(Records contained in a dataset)
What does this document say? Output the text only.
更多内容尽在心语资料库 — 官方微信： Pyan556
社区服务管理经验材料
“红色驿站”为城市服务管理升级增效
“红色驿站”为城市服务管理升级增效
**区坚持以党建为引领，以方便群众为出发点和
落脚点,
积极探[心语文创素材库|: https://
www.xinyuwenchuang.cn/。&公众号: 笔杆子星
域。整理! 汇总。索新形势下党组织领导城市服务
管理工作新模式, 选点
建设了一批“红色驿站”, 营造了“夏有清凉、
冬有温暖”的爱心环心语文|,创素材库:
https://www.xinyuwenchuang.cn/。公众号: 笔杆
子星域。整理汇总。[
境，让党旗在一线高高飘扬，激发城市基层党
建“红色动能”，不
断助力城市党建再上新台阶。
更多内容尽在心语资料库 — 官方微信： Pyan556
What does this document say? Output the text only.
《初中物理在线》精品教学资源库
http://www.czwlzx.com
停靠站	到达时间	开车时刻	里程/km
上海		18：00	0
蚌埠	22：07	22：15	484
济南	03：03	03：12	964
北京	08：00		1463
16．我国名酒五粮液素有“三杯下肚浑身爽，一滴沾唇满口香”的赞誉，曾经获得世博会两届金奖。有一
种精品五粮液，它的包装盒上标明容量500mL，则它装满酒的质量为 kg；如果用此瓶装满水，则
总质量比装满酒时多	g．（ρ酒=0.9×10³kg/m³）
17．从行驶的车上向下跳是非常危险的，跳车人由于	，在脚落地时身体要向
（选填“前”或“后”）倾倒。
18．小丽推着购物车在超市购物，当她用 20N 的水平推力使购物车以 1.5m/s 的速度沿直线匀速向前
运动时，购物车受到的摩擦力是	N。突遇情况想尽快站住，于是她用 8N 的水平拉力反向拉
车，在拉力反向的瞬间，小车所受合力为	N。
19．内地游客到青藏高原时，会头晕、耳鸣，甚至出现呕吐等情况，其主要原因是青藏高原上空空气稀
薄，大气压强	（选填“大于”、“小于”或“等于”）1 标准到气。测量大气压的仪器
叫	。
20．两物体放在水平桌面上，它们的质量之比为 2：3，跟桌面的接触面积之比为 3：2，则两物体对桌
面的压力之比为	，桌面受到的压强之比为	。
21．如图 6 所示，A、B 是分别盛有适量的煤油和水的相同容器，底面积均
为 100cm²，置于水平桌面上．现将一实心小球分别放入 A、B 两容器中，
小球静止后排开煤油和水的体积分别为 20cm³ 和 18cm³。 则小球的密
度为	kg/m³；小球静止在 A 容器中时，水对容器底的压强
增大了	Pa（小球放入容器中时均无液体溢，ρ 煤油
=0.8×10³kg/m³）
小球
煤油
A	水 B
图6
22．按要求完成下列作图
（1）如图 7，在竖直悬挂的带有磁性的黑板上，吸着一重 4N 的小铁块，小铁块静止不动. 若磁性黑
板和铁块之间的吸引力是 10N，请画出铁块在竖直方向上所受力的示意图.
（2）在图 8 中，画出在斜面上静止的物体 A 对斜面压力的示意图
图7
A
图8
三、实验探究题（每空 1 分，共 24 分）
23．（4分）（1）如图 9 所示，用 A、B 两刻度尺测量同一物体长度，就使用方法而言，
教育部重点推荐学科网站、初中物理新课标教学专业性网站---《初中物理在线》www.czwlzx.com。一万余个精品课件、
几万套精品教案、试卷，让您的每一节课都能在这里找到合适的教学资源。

- _Work to complete_
List all lines where "xinyuwenchuang" occurs.

- _Reply to the exercise_
www.xinyuwenchuang.cn/。&公众号: 笔杆子星
https://www.xinyuwenchuang.cn/。公众号: 笔杆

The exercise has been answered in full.